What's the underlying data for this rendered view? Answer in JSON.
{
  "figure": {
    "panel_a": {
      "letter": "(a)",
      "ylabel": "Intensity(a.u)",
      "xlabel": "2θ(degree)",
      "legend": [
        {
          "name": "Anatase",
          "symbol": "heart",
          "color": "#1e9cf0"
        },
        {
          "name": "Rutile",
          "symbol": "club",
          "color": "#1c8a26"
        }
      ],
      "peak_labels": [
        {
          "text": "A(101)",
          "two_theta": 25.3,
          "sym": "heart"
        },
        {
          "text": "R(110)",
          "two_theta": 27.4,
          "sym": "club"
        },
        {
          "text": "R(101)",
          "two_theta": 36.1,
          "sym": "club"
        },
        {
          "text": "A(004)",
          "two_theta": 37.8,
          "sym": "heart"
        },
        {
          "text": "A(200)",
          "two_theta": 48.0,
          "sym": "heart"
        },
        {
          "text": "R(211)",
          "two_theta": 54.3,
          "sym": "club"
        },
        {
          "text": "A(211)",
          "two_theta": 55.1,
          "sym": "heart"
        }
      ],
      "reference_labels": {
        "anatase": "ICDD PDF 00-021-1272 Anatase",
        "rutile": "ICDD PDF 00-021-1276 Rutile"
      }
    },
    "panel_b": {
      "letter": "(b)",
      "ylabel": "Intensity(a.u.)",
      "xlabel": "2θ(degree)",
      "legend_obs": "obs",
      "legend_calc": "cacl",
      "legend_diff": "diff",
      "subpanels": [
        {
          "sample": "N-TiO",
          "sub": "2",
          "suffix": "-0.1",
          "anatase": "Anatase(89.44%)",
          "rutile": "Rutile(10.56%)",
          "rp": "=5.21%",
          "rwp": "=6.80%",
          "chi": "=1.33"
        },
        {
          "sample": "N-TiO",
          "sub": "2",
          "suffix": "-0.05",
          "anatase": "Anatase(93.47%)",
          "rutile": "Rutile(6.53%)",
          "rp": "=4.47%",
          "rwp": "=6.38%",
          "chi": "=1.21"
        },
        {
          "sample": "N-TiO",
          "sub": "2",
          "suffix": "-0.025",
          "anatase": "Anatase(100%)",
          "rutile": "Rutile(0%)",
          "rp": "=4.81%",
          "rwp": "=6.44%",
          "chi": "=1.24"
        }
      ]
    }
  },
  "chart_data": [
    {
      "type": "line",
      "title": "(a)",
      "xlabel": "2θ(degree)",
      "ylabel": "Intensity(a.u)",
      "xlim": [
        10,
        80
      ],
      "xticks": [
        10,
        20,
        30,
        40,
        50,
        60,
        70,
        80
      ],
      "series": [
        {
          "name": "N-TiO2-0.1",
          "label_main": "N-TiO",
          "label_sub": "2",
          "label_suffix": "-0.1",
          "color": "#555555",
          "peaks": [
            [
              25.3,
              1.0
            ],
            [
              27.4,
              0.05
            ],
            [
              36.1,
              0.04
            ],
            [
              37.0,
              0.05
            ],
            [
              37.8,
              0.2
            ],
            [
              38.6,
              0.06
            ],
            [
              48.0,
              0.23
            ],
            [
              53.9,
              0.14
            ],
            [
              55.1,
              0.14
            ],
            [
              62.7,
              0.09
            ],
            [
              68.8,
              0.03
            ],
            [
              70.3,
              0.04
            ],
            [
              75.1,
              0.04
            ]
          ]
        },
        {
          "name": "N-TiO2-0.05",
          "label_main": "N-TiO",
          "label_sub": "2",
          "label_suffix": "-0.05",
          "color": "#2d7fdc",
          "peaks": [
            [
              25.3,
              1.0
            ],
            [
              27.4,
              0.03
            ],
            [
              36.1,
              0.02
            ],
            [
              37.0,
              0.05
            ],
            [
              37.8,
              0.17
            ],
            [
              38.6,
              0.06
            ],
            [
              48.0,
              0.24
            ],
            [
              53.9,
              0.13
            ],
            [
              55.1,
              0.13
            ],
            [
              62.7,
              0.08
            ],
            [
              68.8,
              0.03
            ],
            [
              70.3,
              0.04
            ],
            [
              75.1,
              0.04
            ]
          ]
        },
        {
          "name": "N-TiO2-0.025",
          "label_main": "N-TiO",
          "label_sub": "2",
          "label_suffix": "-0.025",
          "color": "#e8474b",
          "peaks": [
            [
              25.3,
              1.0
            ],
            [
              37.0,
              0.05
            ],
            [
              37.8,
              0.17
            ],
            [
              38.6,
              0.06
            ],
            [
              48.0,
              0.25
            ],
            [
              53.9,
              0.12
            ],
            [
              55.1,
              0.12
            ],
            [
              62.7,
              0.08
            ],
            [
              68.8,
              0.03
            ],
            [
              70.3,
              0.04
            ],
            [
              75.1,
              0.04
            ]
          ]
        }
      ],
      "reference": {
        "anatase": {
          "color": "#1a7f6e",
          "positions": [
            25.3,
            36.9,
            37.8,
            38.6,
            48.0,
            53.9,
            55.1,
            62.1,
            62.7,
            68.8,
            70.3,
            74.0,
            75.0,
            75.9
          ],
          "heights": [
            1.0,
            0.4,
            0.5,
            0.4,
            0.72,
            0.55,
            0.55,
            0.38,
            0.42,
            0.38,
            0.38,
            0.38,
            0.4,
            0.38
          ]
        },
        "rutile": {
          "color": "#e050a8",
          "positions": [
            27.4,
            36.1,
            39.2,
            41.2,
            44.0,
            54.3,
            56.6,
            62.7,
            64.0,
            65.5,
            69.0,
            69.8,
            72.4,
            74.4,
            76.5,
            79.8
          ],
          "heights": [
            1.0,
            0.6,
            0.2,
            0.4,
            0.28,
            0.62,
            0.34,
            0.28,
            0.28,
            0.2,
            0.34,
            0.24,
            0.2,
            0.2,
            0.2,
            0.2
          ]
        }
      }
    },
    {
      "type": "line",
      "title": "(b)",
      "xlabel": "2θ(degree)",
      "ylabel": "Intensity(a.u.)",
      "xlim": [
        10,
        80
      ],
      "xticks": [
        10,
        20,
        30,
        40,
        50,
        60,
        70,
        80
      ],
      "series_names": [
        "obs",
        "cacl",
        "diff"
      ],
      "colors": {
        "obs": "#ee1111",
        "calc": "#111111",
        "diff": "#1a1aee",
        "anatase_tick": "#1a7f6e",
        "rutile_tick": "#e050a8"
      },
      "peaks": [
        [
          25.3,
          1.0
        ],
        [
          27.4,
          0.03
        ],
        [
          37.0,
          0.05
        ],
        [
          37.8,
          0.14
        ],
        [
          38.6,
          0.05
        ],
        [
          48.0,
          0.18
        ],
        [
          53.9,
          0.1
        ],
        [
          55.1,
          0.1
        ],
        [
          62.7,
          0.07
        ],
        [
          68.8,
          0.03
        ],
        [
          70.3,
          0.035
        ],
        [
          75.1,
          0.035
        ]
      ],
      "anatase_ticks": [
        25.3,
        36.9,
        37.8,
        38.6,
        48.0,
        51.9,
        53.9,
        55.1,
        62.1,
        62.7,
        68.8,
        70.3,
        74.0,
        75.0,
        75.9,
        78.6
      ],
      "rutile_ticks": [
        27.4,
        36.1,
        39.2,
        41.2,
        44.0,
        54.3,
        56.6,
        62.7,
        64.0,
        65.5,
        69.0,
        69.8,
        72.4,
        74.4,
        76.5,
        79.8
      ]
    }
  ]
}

================================

Copy each line of the data above without altering a single character.

What's the underlying data for this rendered view? Answer in JSON.
{
  "figure": {
    "panel_a": {
      "letter": "(a)",
      "ylabel": "Intensity(a.u)",
      "xlabel": "2θ(degree)",
      "legend": [
        {
          "name": "Anatase",
          "symbol": "heart",
          "color": "#1e9cf0"
        },
        {
          "name": "Rutile",
          "symbol": "club",
          "color": "#1c8a26"
        }
      ],
      "peak_labels": [
        {
          "text": "A(101)",
          "two_theta": 25.3,
          "sym": "heart"
        },
        {
          "text": "R(110)",
          "two_theta": 27.4,
          "sym": "club"
        },
        {
          "text": "R(101)",
          "two_theta": 36.1,
          "sym": "club"
        },
        {
          "text": "A(004)",
          "two_theta": 37.8,
          "sym": "heart"
        },
        {
          "text": "A(200)",
          "two_theta": 48.0,
          "sym": "heart"
        },
        {
          "text": "R(211)",
          "two_theta": 54.3,
          "sym": "club"
        },
        {
          "text": "A(211)",
          "two_theta": 55.1,
          "sym": "heart"
        }
      ],
      "reference_labels": {
        "anatase": "ICDD PDF 00-021-1272 Anatase",
        "rutile": "ICDD PDF 00-021-1276 Rutile"
      }
    },
    "panel_b": {
      "letter": "(b)",
      "ylabel": "Intensity(a.u.)",
      "xlabel": "2θ(degree)",
      "legend_obs": "obs",
      "legend_calc": "cacl",
      "legend_diff": "diff",
      "subpanels": [
        {
          "sample": "N-TiO",
          "sub": "2",
          "suffix": "-0.1",
          "anatase": "Anatase(89.44%)",
          "rutile": "Rutile(10.56%)",
          "rp": "=5.21%",
          "rwp": "=6.80%",
          "chi": "=1.33"
        },
        {
          "sample": "N-TiO",
          "sub": "2",
          "suffix": "-0.05",
          "anatase": "Anatase(93.47%)",
          "rutile": "Rutile(6.53%)",
          "rp": "=4.47%",
          "rwp": "=6.38%",
          "chi": "=1.21"
        },
        {
          "sample": "N-TiO",
          "sub": "2",
          "suffix": "-0.025",
          "anatase": "Anatase(100%)",
          "rutile": "Rutile(0%)",
          "rp": "=4.81%",
          "rwp": "=6.44%",
          "chi": "=1.24"
        }
      ]
    }
  },
  "chart_data": [
    {
      "type": "line",
      "title": "(a)",
      "xlabel": "2θ(degree)",
      "ylabel": "Intensity(a.u)",
      "xlim": [
        10,
        80
      ],
      "xticks": [
        10,
        20,
        30,
        40,
        50,
        60,
        70,
        80
      ],
      "series": [
        {
          "name": "N-TiO2-0.1",
          "label_main": "N-TiO",
          "label_sub": "2",
          "label_suffix": "-0.1",
          "color": "#555555",
          "peaks": [
            [
              25.3,
              1.0
            ],
            [
              27.4,
              0.05
            ],
            [
              36.1,
              0.04
            ],
            [
              37.0,
              0.05
            ],
            [
              37.8,
              0.2
            ],
            [
              38.6,
              0.06
            ],
            [
              48.0,
              0.23
            ],
            [
              53.9,
              0.14
            ],
            [
              55.1,
              0.14
            ],
            [
              62.7,
              0.09
            ],
            [
              68.8,
              0.03
            ],
            [
              70.3,
              0.04
            ],
            [
              75.1,
              0.04
            ]
          ]
        },
        {
          "name": "N-TiO2-0.05",
          "label_main": "N-TiO",
          "label_sub": "2",
          "label_suffix": "-0.05",
          "color": "#2d7fdc",
          "peaks": [
            [
              25.3,
              1.0
            ],
            [
              27.4,
              0.03
            ],
            [
              36.1,
              0.02
            ],
            [
              37.0,
              0.05
            ],
            [
              37.8,
              0.17
            ],
            [
              38.6,
              0.06
            ],
            [
              48.0,
              0.24
            ],
            [
              53.9,
              0.13
            ],
            [
              55.1,
              0.13
            ],
            [
              62.7,
              0.08
            ],
            [
              68.8,
              0.03
            ],
            [
              70.3,
              0.04
            ],
            [
              75.1,
              0.04
            ]
          ]
        },
        {
          "name": "N-TiO2-0.025",
          "label_main": "N-TiO",
          "label_sub": "2",
          "label_suffix": "-0.025",
          "color": "#e8474b",
          "peaks": [
            [
              25.3,
              1.0
            ],
            [
              37.0,
              0.05
            ],
            [
              37.8,
              0.17
            ],
            [
              38.6,
              0.06
            ],
            [
              48.0,
              0.25
            ],
            [
              53.9,
              0.12
            ],
            [
              55.1,
              0.12
            ],
            [
              62.7,
              0.08
            ],
            [
              68.8,
              0.03
            ],
            [
              70.3,
              0.04
            ],
            [
              75.1,
              0.04
            ]
          ]
        }
      ],
      "reference": {
        "anatase": {
          "color": "#1a7f6e",
          "positions": [
            25.3,
            36.9,
            37.8,
            38.6,
            48.0,
            53.9,
            55.1,
            62.1,
            62.7,
            68.8,
            70.3,
            74.0,
            75.0,
            75.9
          ],
          "heights": [
            1.0,
            0.4,
            0.5,
            0.4,
            0.72,
            0.55,
            0.55,
            0.38,
            0.42,
            0.38,
            0.38,
            0.38,
            0.4,
            0.38
          ]
        },
        "rutile": {
          "color": "#e050a8",
          "positions": [
            27.4,
            36.1,
            39.2,
            41.2,
            44.0,
            54.3,
            56.6,
            62.7,
            64.0,
            65.5,
            69.0,
            69.8,
            72.4,
            74.4,
            76.5,
            79.8
          ],
          "heights": [
            1.0,
            0.6,
            0.2,
            0.4,
            0.28,
            0.62,
            0.34,
            0.28,
            0.28,
            0.2,
            0.34,
            0.24,
            0.2,
            0.2,
            0.2,
            0.2
          ]
        }
      }
    },
    {
      "type": "line",
      "title": "(b)",
      "xlabel": "2θ(degree)",
      "ylabel": "Intensity(a.u.)",
      "xlim": [
        10,
        80
      ],
      "xticks": [
        10,
        20,
        30,
        40,
        50,
        60,
        70,
        80
      ],
      "series_names": [
        "obs",
        "cacl",
        "diff"
      ],
      "colors": {
        "obs": "#ee1111",
        "calc": "#111111",
        "diff": "#1a1aee",
        "anatase_tick": "#1a7f6e",
        "rutile_tick": "#e050a8"
      },
      "peaks": [
        [
          25.3,
          1.0
        ],
        [
          27.4,
          0.03
        ],
        [
          37.0,
          0.05
        ],
        [
          37.8,
          0.14
        ],
        [
          38.6,
          0.05
        ],
        [
          48.0,
          0.18
        ],
        [
          53.9,
          0.1
        ],
        [
          55.1,
          0.1
        ],
        [
          62.7,
          0.07
        ],
        [
          68.8,
          0.03
        ],
        [
          70.3,
          0.035
        ],
        [
          75.1,
          0.035
        ]
      ],
      "anatase_ticks": [
        25.3,
        36.9,
        37.8,
        38.6,
        48.0,
        51.9,
        53.9,
        55.1,
        62.1,
        62.7,
        68.8,
        70.3,
        74.0,
        75.0,
        75.9,
        78.6
      ],
      "rutile_ticks": [
        27.4,
        36.1,
        39.2,
        41.2,
        44.0,
        54.3,
        56.6,
        62.7,
        64.0,
        65.5,
        69.0,
        69.8,
        72.4,
        74.4,
        76.5,
        79.8
      ]
    }
  ]
}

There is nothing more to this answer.